Direction → Copy all lines below exactly as written. Leave pictures out.

Provided data →
——

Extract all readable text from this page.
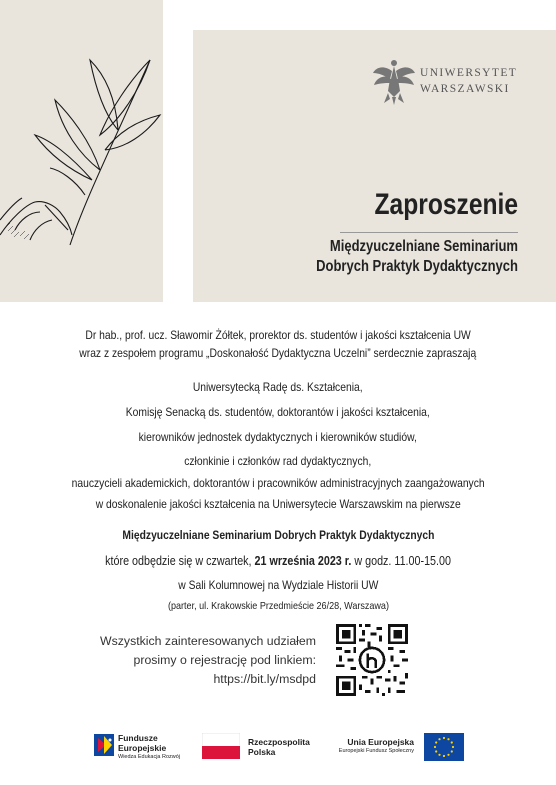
UNIWERSYTET
WARSZAWSKI
Zaproszenie
Międzyuczelniane Seminarium
Dobrych Praktyk Dydaktycznych
Dr hab., prof. ucz. Sławomir Żółtek, prorektor ds. studentów i jakości kształcenia UW
wraz z zespołem programu „Doskonałość Dydaktyczna Uczelni” serdecznie zapraszają
Uniwersytecką Radę ds. Kształcenia,
Komisję Senacką ds. studentów, doktorantów i jakości kształcenia,
kierowników jednostek dydaktycznych i kierowników studiów,
członkinie i członków rad dydaktycznych,
nauczycieli akademickich, doktorantów i pracowników administracyjnych zaangażowanych
w doskonalenie jakości kształcenia na Uniwersytecie Warszawskim na pierwsze
Międzyuczelniane Seminarium Dobrych Praktyk Dydaktycznych
które odbędzie się w czwartek, 21 września 2023 r. w godz. 11.00-15.00
w Sali Kolumnowej na Wydziale Historii UW
(parter, ul. Krakowskie Przedmieście 26/28, Warszawa)
Wszystkich zainteresowanych udziałem
prosimy o rejestrację pod linkiem:
https://bit.ly/msdpd
Fundusze
Europejskie
Wiedza Edukacja Rozwój
Rzeczpospolita
Polska
Unia Europejska
Europejski Fundusz Społeczny
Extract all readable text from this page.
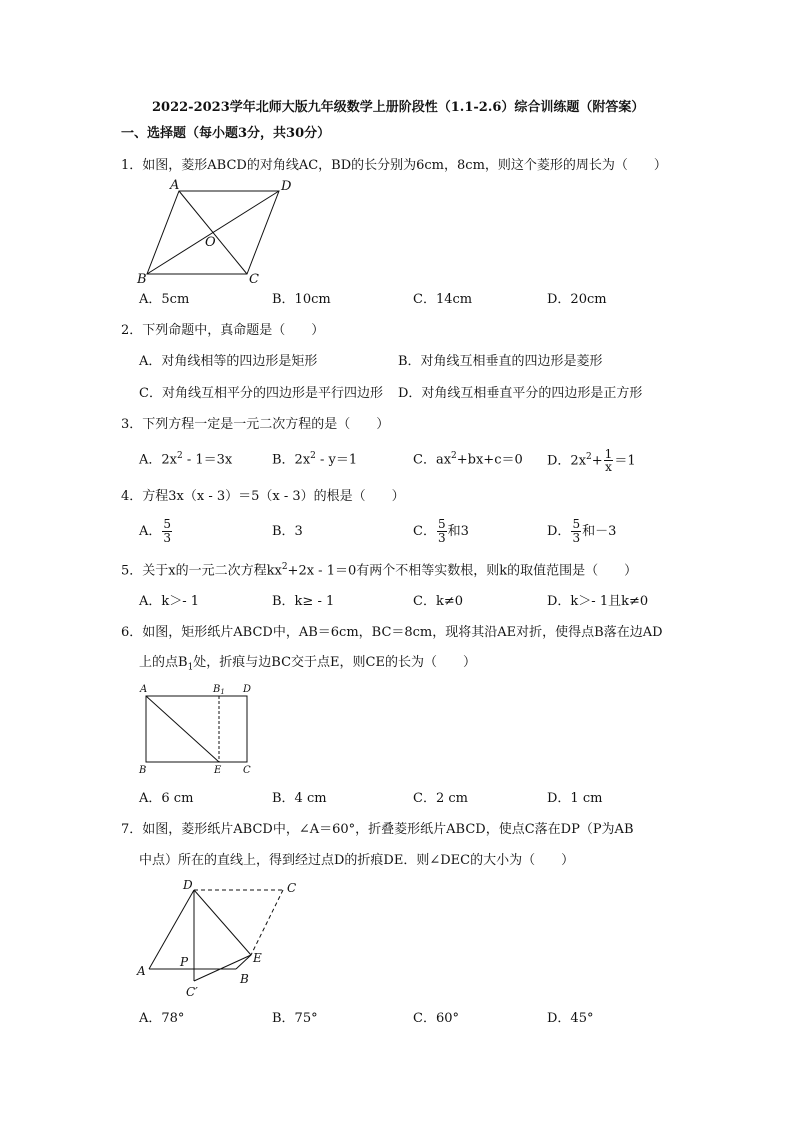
2022-2023学年北师大版九年级数学上册阶段性（1.1-2.6）综合训练题（附答案）
一、选择题（每小题3分，共30分）
1．如图，菱形ABCD的对角线AC，BD的长分别为6cm，8cm，则这个菱形的周长为（　　）
A	D
B	C
O
A．5cm	B．10cm	C．14cm	D．20cm
2．下列命题中，真命题是（　　）
A．对角线相等的四边形是矩形	B．对角线互相垂直的四边形是菱形
C．对角线互相平分的四边形是平行四边形 D．对角线互相垂直平分的四边形是正方形
3．下列方程一定是一元二次方程的是（　　）
A．$2x^2 - 1=3x$	B．$2x^2 - y=1$	C．$ax^2+bx+c=0$ D．$2x^2+ \frac{1}{x} =1$
4．方程3x（x - 3）＝5（x - 3）的根是（　　）
A． $\frac{5}{3}$	B．3	C． $\frac{5}{3}$ 和3	D． $\frac{5}{3}$ 和－3
5．关于x的一元二次方程$kx^2+2x - 1=0$有两个不相等实数根，则k的取值范围是（　　）
A．k＞- 1	B．k≥ - 1	C．k≠0	D．k＞- 1且k≠0
6．如图，矩形纸片ABCD中，AB＝6cm，BC＝8cm，现将其沿AE对折，使得点B落在边AD
上的点$B_1$处，折痕与边BC交于点E，则CE的长为（　　）
A	$B_1$ D
B	E C
A．6 cm	B．4 cm	C．2 cm	D．1 cm
7．如图，菱形纸片ABCD中，∠A＝60°，折叠菱形纸片ABCD，使点C落在DP（P为AB
中点）所在的直线上，得到经过点D的折痕DE．则∠DEC的大小为（　　）
D	C
A
P	E
C′
B
A．78°	B．75°	C．60°	D．45°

——

Correct response →
Extract all readable text from this page.
UNIWERSYTET
WARSZAWSKI
Zaproszenie
Międzyuczelniane Seminarium
Dobrych Praktyk Dydaktycznych
Dr hab., prof. ucz. Sławomir Żółtek, prorektor ds. studentów i jakości kształcenia UW
wraz z zespołem programu „Doskonałość Dydaktyczna Uczelni” serdecznie zapraszają
Uniwersytecką Radę ds. Kształcenia,
Komisję Senacką ds. studentów, doktorantów i jakości kształcenia,
kierowników jednostek dydaktycznych i kierowników studiów,
członkinie i członków rad dydaktycznych,
nauczycieli akademickich, doktorantów i pracowników administracyjnych zaangażowanych
w doskonalenie jakości kształcenia na Uniwersytecie Warszawskim na pierwsze
Międzyuczelniane Seminarium Dobrych Praktyk Dydaktycznych
które odbędzie się w czwartek, 21 września 2023 r. w godz. 11.00-15.00
w Sali Kolumnowej na Wydziale Historii UW
(parter, ul. Krakowskie Przedmieście 26/28, Warszawa)
Wszystkich zainteresowanych udziałem
prosimy o rejestrację pod linkiem:
https://bit.ly/msdpd
Fundusze
Europejskie
Wiedza Edukacja Rozwój
Rzeczpospolita
Polska
Unia Europejska
Europejski Fundusz Społeczny
Extract all readable text from this page.
2022-2023学年北师大版九年级数学上册阶段性（1.1-2.6）综合训练题（附答案）
一、选择题（每小题3分，共30分）
1．如图，菱形ABCD的对角线AC，BD的长分别为6cm，8cm，则这个菱形的周长为（　　）
A	D
B	C
O
A．5cm	B．10cm	C．14cm	D．20cm
2．下列命题中，真命题是（　　）
A．对角线相等的四边形是矩形	B．对角线互相垂直的四边形是菱形
C．对角线互相平分的四边形是平行四边形 D．对角线互相垂直平分的四边形是正方形
3．下列方程一定是一元二次方程的是（　　）
A．$2x^2 - 1=3x$	B．$2x^2 - y=1$	C．$ax^2+bx+c=0$ D．$2x^2+ \frac{1}{x} =1$
4．方程3x（x - 3）＝5（x - 3）的根是（　　）
A． $\frac{5}{3}$	B．3	C． $\frac{5}{3}$ 和3	D． $\frac{5}{3}$ 和－3
5．关于x的一元二次方程$kx^2+2x - 1=0$有两个不相等实数根，则k的取值范围是（　　）
A．k＞- 1	B．k≥ - 1	C．k≠0	D．k＞- 1且k≠0
6．如图，矩形纸片ABCD中，AB＝6cm，BC＝8cm，现将其沿AE对折，使得点B落在边AD
上的点$B_1$处，折痕与边BC交于点E，则CE的长为（　　）
A	$B_1$ D
B	E C
A．6 cm	B．4 cm	C．2 cm	D．1 cm
7．如图，菱形纸片ABCD中，∠A＝60°，折叠菱形纸片ABCD，使点C落在DP（P为AB
中点）所在的直线上，得到经过点D的折痕DE．则∠DEC的大小为（　　）
D	C
A
P	E
C′
B
A．78°	B．75°	C．60°	D．45°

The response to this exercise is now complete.